:: TO DO ::
(a) In the SageMaker HyperPod text, which protocols are proposed for integrating with a directory service?
(b) Write out the portion of the SageMaker HyperPod text starting with "Typically, HyperPod clusters" and going on through "team member joins.".
Start DOCUMENT TEXT
Amazon SageMaker HyperPod is purpose-built to accelerate foundation model (FM) training, removing the undifferentiated heavy lifting involved in managing and optimizing a large training compute cluster. With SageMaker HyperPod, you can train FMs for weeks and months without disruption.
Typically, HyperPod clusters are used by multiple users: machine learning (ML) researchers, software engineers, data scientists, and cluster administrators. They edit their own files, run their own jobs, and want to avoid impacting each other’s work. To achieve this multi-user environment, you can take advantage of Linux’s user and group mechanism and statically create multiple users on each instance through lifecycle scripts. The drawback to this approach, however, is that user and group settings are duplicated across multiple instances in the cluster, making it difficult to configure them consistently on all instances, such as when a new team member joins.
To solve this pain point, we can use Lightweight Directory Access Protocol (LDAP) and LDAP over TLS/SSL (LDAPS) to integrate with a directory service such as AWS Directory Service for Microsoft Active Directory. With the directory service, you can centrally maintain users and groups, and their permissions.
End DOCUMENT TEXT
Start DATA RECORDS
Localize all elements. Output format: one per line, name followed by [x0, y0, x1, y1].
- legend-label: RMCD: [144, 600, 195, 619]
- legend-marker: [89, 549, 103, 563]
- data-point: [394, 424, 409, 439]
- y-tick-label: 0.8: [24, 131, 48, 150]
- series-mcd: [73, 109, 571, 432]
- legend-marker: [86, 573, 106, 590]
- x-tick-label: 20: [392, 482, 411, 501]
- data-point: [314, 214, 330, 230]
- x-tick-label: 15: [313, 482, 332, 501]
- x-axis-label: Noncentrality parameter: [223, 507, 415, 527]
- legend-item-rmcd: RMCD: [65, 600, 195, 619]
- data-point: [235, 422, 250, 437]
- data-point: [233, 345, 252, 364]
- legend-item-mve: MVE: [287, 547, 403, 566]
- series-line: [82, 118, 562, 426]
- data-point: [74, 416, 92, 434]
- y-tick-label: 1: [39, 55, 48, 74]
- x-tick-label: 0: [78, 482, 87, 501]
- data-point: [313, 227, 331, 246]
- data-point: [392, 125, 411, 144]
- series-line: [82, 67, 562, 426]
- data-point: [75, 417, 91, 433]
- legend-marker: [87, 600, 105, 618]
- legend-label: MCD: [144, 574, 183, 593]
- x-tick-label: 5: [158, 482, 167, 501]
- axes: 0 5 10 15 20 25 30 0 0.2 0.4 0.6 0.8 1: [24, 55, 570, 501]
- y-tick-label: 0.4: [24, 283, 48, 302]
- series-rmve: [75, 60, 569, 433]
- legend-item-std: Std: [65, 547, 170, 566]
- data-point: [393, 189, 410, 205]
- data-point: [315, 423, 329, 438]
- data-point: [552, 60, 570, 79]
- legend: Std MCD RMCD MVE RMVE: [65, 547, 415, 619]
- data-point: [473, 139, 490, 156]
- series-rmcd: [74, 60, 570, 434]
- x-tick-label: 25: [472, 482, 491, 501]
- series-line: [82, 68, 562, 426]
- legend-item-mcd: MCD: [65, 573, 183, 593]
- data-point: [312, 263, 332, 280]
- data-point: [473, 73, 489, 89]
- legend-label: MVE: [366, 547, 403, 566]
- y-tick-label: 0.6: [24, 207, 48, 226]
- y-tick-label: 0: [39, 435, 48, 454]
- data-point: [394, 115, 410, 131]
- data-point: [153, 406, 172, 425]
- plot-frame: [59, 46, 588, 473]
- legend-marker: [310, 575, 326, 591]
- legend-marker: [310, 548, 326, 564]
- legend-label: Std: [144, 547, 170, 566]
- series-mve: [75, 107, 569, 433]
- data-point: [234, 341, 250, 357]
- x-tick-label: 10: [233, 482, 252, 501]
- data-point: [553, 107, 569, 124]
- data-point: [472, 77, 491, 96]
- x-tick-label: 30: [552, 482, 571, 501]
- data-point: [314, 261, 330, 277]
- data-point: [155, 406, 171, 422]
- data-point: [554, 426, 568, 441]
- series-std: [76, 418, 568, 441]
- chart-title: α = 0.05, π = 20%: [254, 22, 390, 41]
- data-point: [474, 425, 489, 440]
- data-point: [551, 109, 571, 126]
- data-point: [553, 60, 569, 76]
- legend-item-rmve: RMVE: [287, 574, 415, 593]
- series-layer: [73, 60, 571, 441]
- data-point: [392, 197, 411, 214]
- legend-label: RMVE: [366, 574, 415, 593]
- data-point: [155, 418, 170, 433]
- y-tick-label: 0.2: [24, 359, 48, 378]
End DATA RECORDS
:: FINAL ANSWERS ::
(a) Lightweight Directory Access Protocol (LDAP) and LDAP over TLS/SSL (LDAPS).

(b)
Typically, HyperPod clusters are used by multiple users: machine learning (ML) researchers, software engineers, data scientists, and cluster administrators. They edit their own files, run their own jobs, and want to avoid impacting each other’s work. To achieve this multi-user environment, you can take advantage of Linux’s user and group mechanism and statically create multiple users on each instance through lifecycle scripts. The drawback to this approach, however, is that user and group settings are duplicated across multiple instances in the cluster, making it difficult to configure them consistently on all instances, such as when a new team member joins.